Return every entry exactly.

(Dataset rows about figures)
============
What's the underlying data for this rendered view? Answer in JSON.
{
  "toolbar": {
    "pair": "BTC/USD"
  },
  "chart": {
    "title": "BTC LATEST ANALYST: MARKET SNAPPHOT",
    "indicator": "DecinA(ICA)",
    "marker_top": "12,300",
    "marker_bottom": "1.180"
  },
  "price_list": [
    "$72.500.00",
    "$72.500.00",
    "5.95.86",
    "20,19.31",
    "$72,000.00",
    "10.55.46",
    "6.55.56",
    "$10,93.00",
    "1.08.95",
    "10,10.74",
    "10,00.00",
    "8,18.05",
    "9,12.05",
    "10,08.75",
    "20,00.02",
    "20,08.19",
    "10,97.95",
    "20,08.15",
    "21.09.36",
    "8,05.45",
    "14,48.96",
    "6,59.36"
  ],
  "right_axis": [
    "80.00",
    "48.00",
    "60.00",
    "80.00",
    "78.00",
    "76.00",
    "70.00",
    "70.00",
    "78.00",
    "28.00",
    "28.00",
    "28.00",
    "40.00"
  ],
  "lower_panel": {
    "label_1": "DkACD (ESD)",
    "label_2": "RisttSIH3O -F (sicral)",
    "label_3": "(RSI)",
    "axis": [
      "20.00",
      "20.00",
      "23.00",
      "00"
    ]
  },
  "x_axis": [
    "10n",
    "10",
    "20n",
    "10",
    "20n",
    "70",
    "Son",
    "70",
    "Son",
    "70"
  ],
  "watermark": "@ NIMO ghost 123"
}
============
__Result below__
What's the underlying data for this rendered view? Answer in JSON.
{
  "toolbar": {
    "pair": "BTC/USD"
  },
  "chart": {
    "title": "BTC LATEST ANALYST: MARKET SNAPPHOT",
    "indicator": "DecinA(ICA)",
    "marker_top": "12,300",
    "marker_bottom": "1.180"
  },
  "price_list": [
    "$72.500.00",
    "$72.500.00",
    "5.95.86",
    "20,19.31",
    "$72,000.00",
    "10.55.46",
    "6.55.56",
    "$10,93.00",
    "1.08.95",
    "10,10.74",
    "10,00.00",
    "8,18.05",
    "9,12.05",
    "10,08.75",
    "20,00.02",
    "20,08.19",
    "10,97.95",
    "20,08.15",
    "21.09.36",
    "8,05.45",
    "14,48.96",
    "6,59.36"
  ],
  "right_axis": [
    "80.00",
    "48.00",
    "60.00",
    "80.00",
    "78.00",
    "76.00",
    "70.00",
    "70.00",
    "78.00",
    "28.00",
    "28.00",
    "28.00",
    "40.00"
  ],
  "lower_panel": {
    "label_1": "DkACD (ESD)",
    "label_2": "RisttSIH3O -F (sicral)",
    "label_3": "(RSI)",
    "axis": [
      "20.00",
      "20.00",
      "23.00",
      "00"
    ]
  },
  "x_axis": [
    "10n",
    "10",
    "20n",
    "10",
    "20n",
    "70",
    "Son",
    "70",
    "Son",
    "70"
  ],
  "watermark": "@ NIMO ghost 123"
}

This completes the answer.